WORK REQUIRED :: Go through the records and extract every line with the word "linetype".

LISTING ::
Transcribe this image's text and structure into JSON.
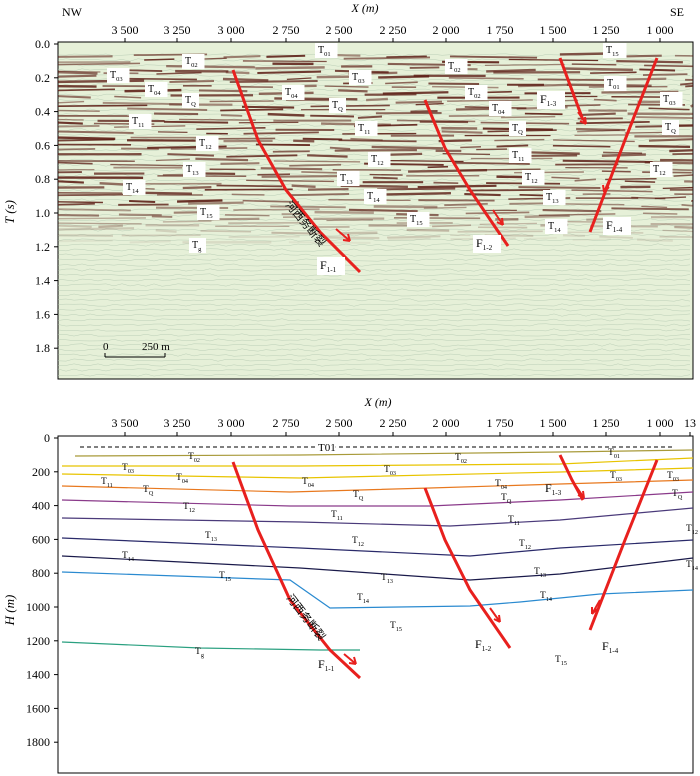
{
  "top_panel": {
    "corner_left": "NW",
    "corner_right": "SE",
    "x_axis_label": "X (m)",
    "y_axis_label": "T (s)",
    "x_ticks": [
      "3 500",
      "3 250",
      "3 000",
      "2 750",
      "2 500",
      "2 250",
      "2 000",
      "1 750",
      "1 500",
      "1 250",
      "1 000"
    ],
    "y_ticks": [
      "0.0",
      "0.2",
      "0.4",
      "0.6",
      "0.8",
      "1.0",
      "1.2",
      "1.4",
      "1.6",
      "1.8"
    ],
    "scale_bar": {
      "zero": "0",
      "length_label": "250 m"
    },
    "fault_name_label": "河西务断裂",
    "horizon_labels": [
      "T01",
      "T02",
      "T03",
      "T04",
      "TQ",
      "T11",
      "T12",
      "T13",
      "T14",
      "T15",
      "Tg",
      "T01",
      "T02",
      "T03",
      "T04",
      "TQ",
      "T11",
      "T12",
      "T13",
      "T14",
      "T15",
      "T02",
      "T04",
      "TQ",
      "T11",
      "T12",
      "T13",
      "T14",
      "T15",
      "T01",
      "T03",
      "TQ",
      "T12",
      "T14"
    ],
    "fault_labels": [
      "F1-1",
      "F1-2",
      "F1-3",
      "F1-4"
    ]
  },
  "bottom_panel": {
    "x_axis_label": "X (m)",
    "y_axis_label": "H (m)",
    "x_ticks": [
      "3 500",
      "3 250",
      "3 000",
      "2 750",
      "2 500",
      "2 250",
      "2 000",
      "1 750",
      "1 500",
      "1 250",
      "1 000",
      "13"
    ],
    "y_ticks": [
      "0",
      "200",
      "400",
      "600",
      "800",
      "1000",
      "1200",
      "1400",
      "1600",
      "1800"
    ],
    "fault_name_label": "河西务断裂",
    "top_dashed_label": "T01",
    "horizon_labels": [
      "T02",
      "T03",
      "T04",
      "TQ",
      "T11",
      "T12",
      "T13",
      "T14",
      "T15",
      "Tg",
      "T02",
      "T03",
      "T04",
      "TQ",
      "T11",
      "T12",
      "T13",
      "T14",
      "T15",
      "T01",
      "T03",
      "TQ",
      "T12",
      "T14",
      "T15",
      "T03",
      "T04",
      "TQ",
      "T11",
      "T12",
      "T13",
      "T14"
    ],
    "fault_labels": [
      "F1-1",
      "F1-2",
      "F1-3",
      "F1-4"
    ]
  },
  "colors": {
    "fault": "#e8201e",
    "fault_label": "#e8201e",
    "seismic_background": "#e6f0d8",
    "reflector_dark": "#5a1a12",
    "T01_T02": "#a89a3a",
    "T03_T04": "#e8c400",
    "TQ": "#e8781e",
    "T11": "#8a3a8a",
    "T12": "#4a3a7a",
    "T13": "#2a2a6a",
    "T14": "#1a1a4a",
    "T15": "#2a8ad0",
    "Tg": "#2aa080"
  }
}
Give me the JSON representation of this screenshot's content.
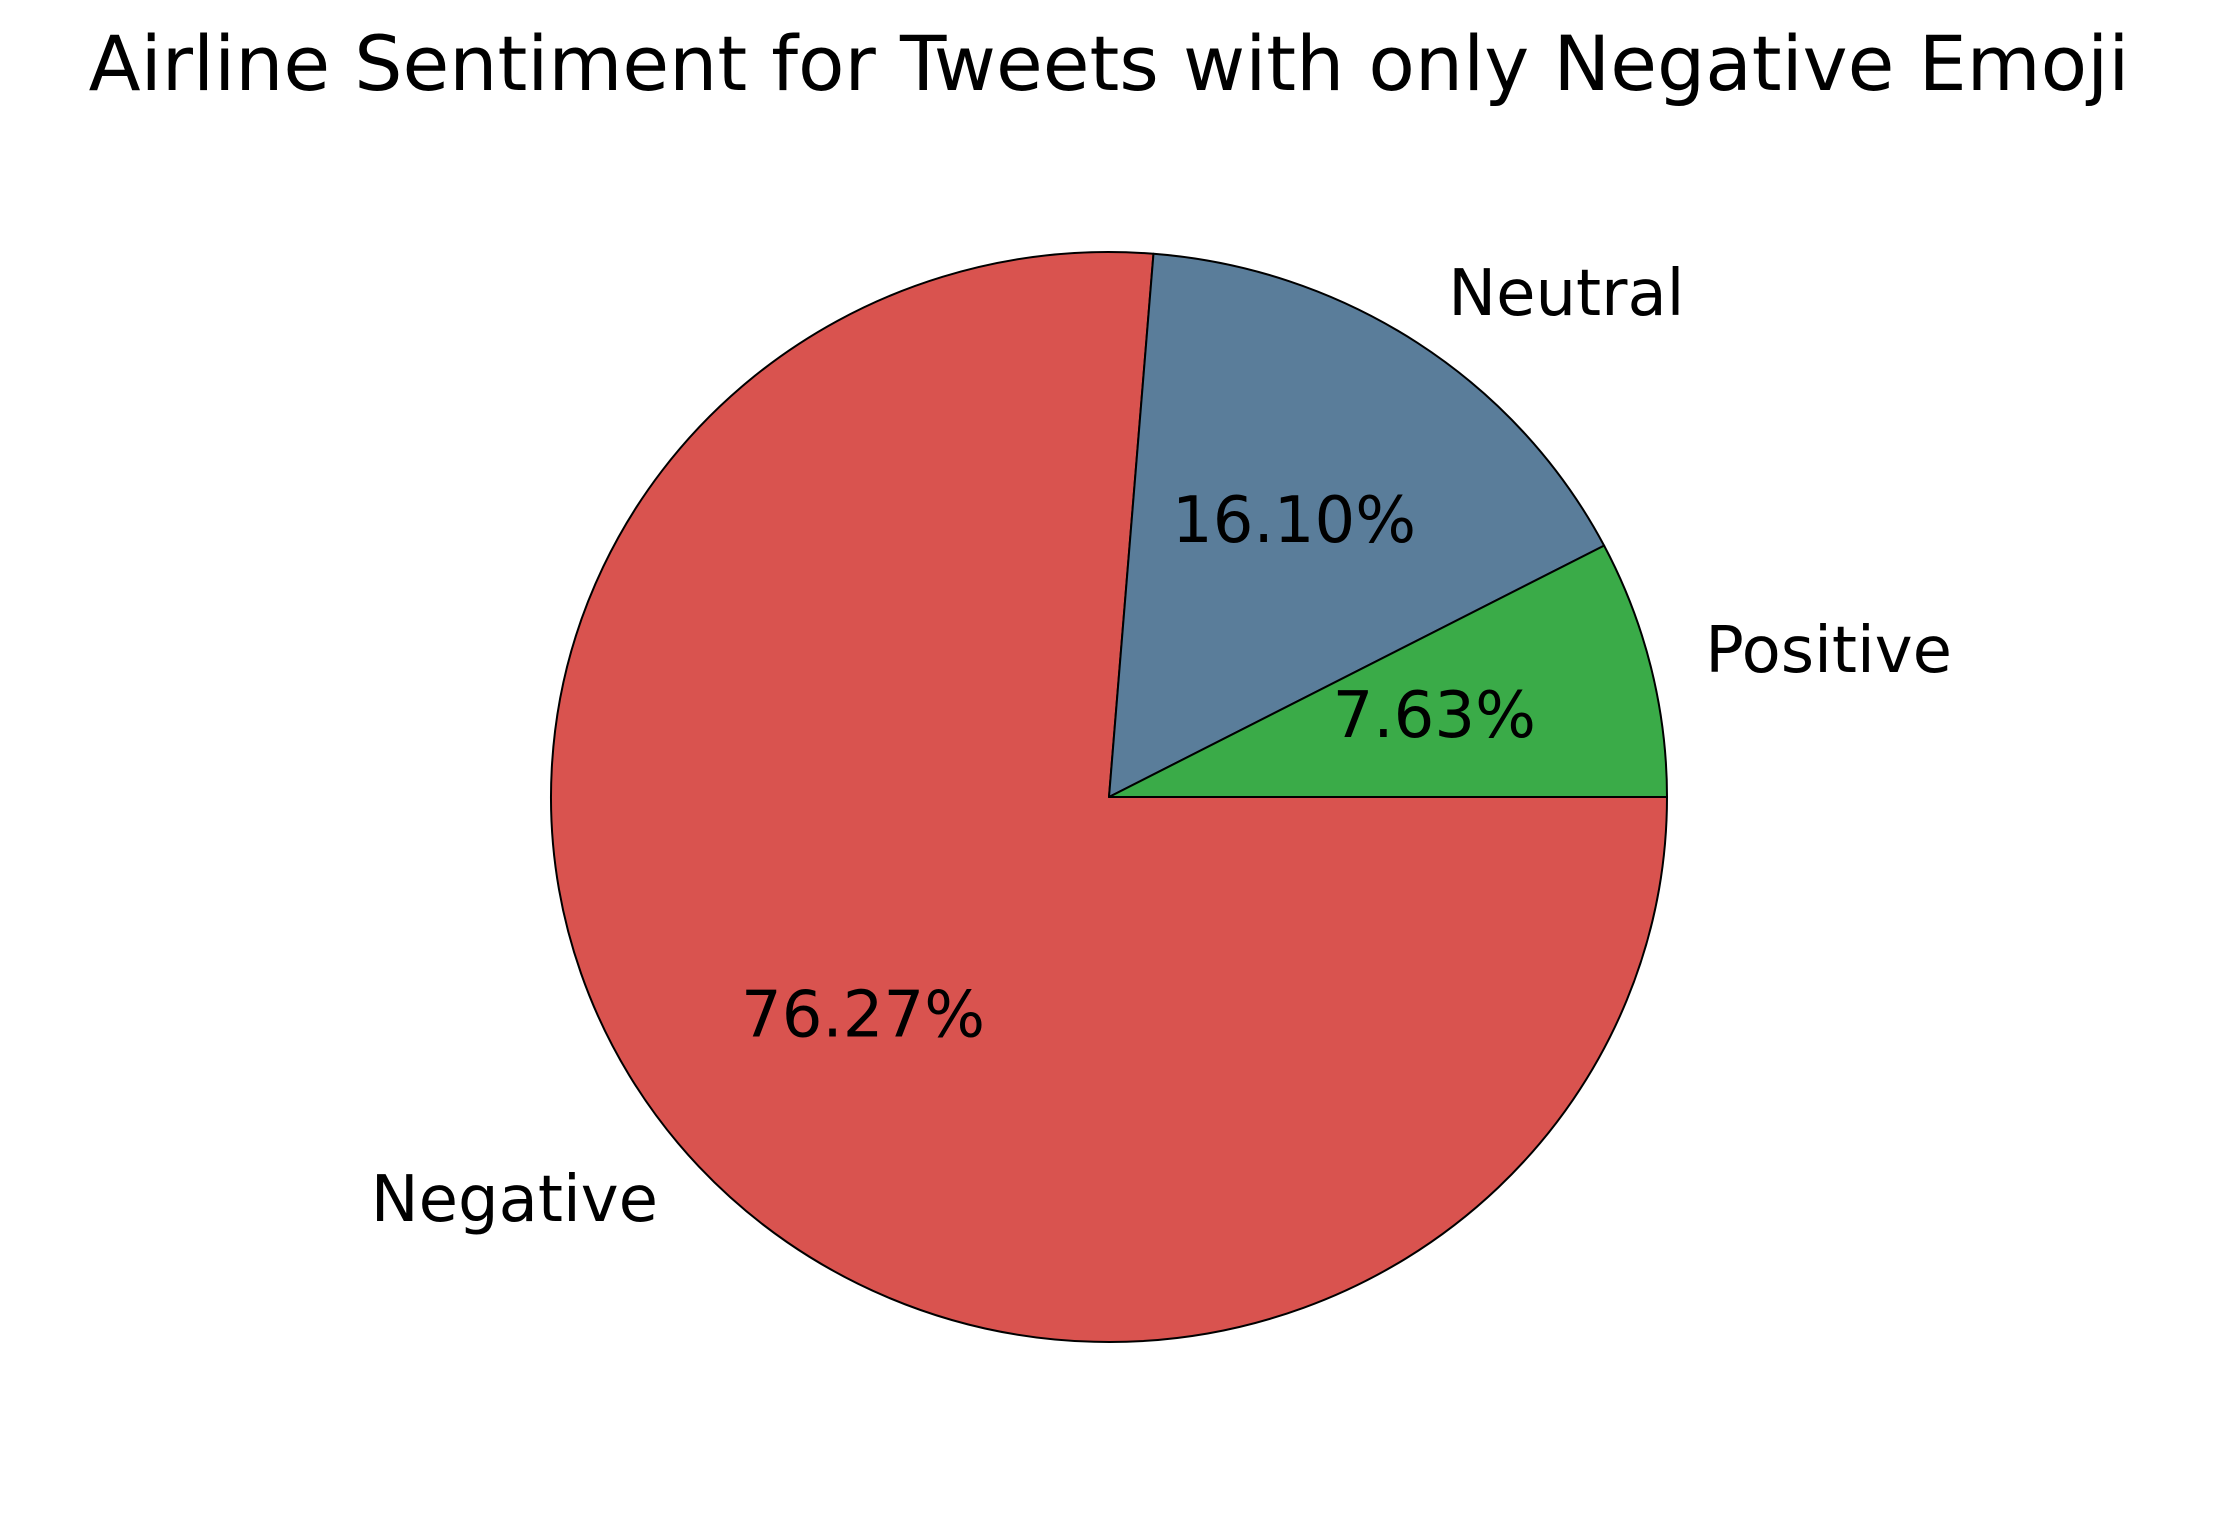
{
  "chart_data": {
    "type": "pie",
    "title": "Airline Sentiment for Tweets with only Negative Emoji",
    "slices": [
      {
        "label": "Negative",
        "value": 76.27,
        "pct_label": "76.27%",
        "color": "#d9534f"
      },
      {
        "label": "Neutral",
        "value": 16.1,
        "pct_label": "16.10%",
        "color": "#5a7d9a"
      },
      {
        "label": "Positive",
        "value": 7.63,
        "pct_label": "7.63%",
        "color": "#3aab48"
      }
    ],
    "start_angle_deg": 0,
    "direction": "clockwise",
    "edge_color": "#000000"
  }
}
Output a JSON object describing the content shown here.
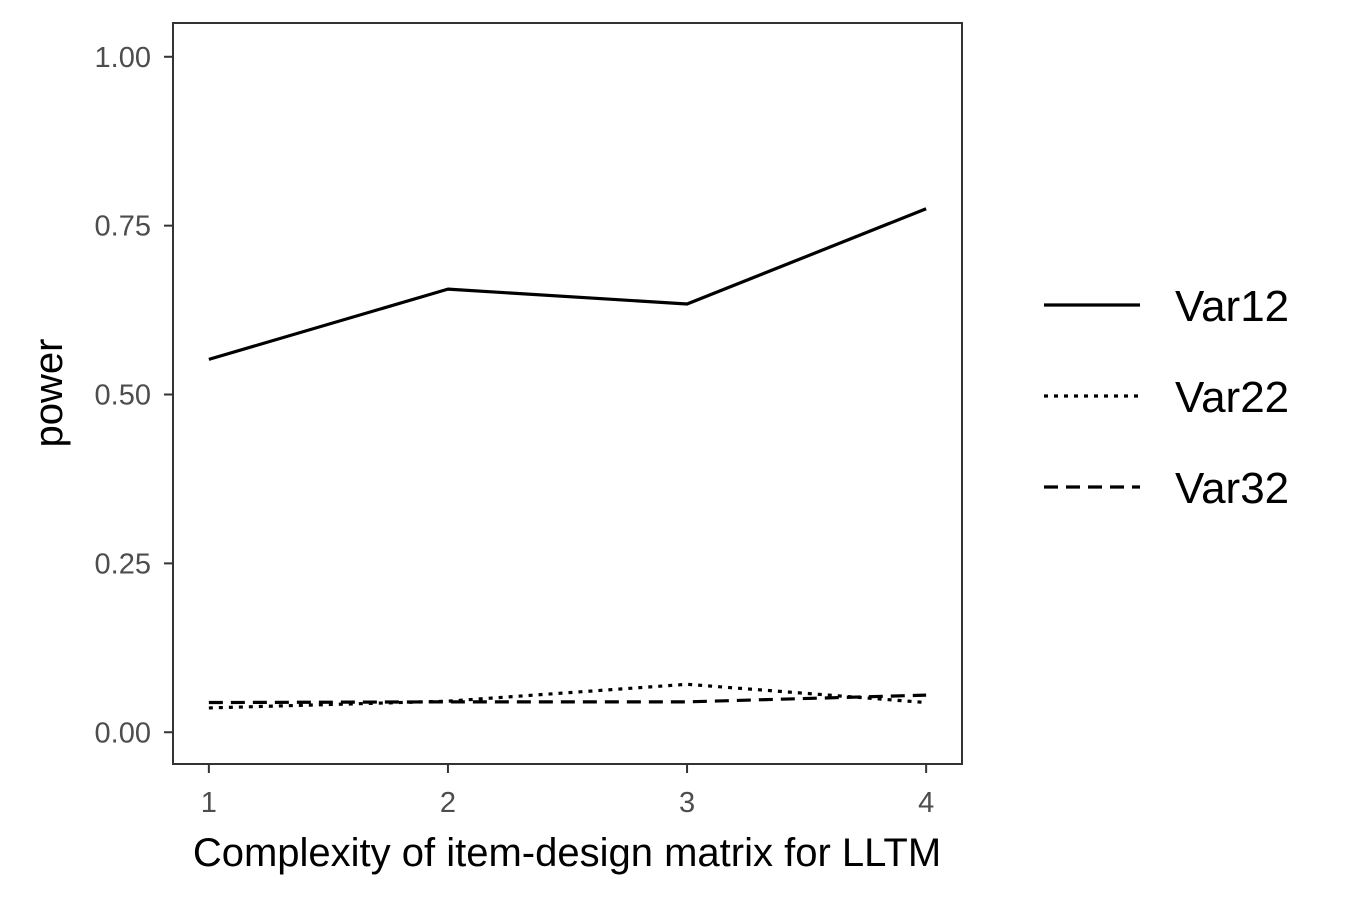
{
  "chart_data": {
    "type": "line",
    "x": [
      1,
      2,
      3,
      4
    ],
    "series": [
      {
        "name": "Var12",
        "values": [
          0.552,
          0.656,
          0.634,
          0.775
        ],
        "linetype": "solid"
      },
      {
        "name": "Var22",
        "values": [
          0.036,
          0.046,
          0.071,
          0.044
        ],
        "linetype": "dotted"
      },
      {
        "name": "Var32",
        "values": [
          0.044,
          0.045,
          0.045,
          0.055
        ],
        "linetype": "dashed"
      }
    ],
    "xticks": [
      "1",
      "2",
      "3",
      "4"
    ],
    "yticks": [
      "0.00",
      "0.25",
      "0.50",
      "0.75",
      "1.00"
    ],
    "xlabel": "Complexity of item-design matrix for LLTM",
    "ylabel": "power",
    "xlim": [
      0.85,
      4.15
    ],
    "ylim": [
      -0.047,
      1.05
    ],
    "grid": false,
    "legend_position": "right",
    "line_color": "#000000"
  }
}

SOLVED PROBLEM ::
        "linetype": "solid"
        "linetype": "dotted"
        "linetype": "dashed"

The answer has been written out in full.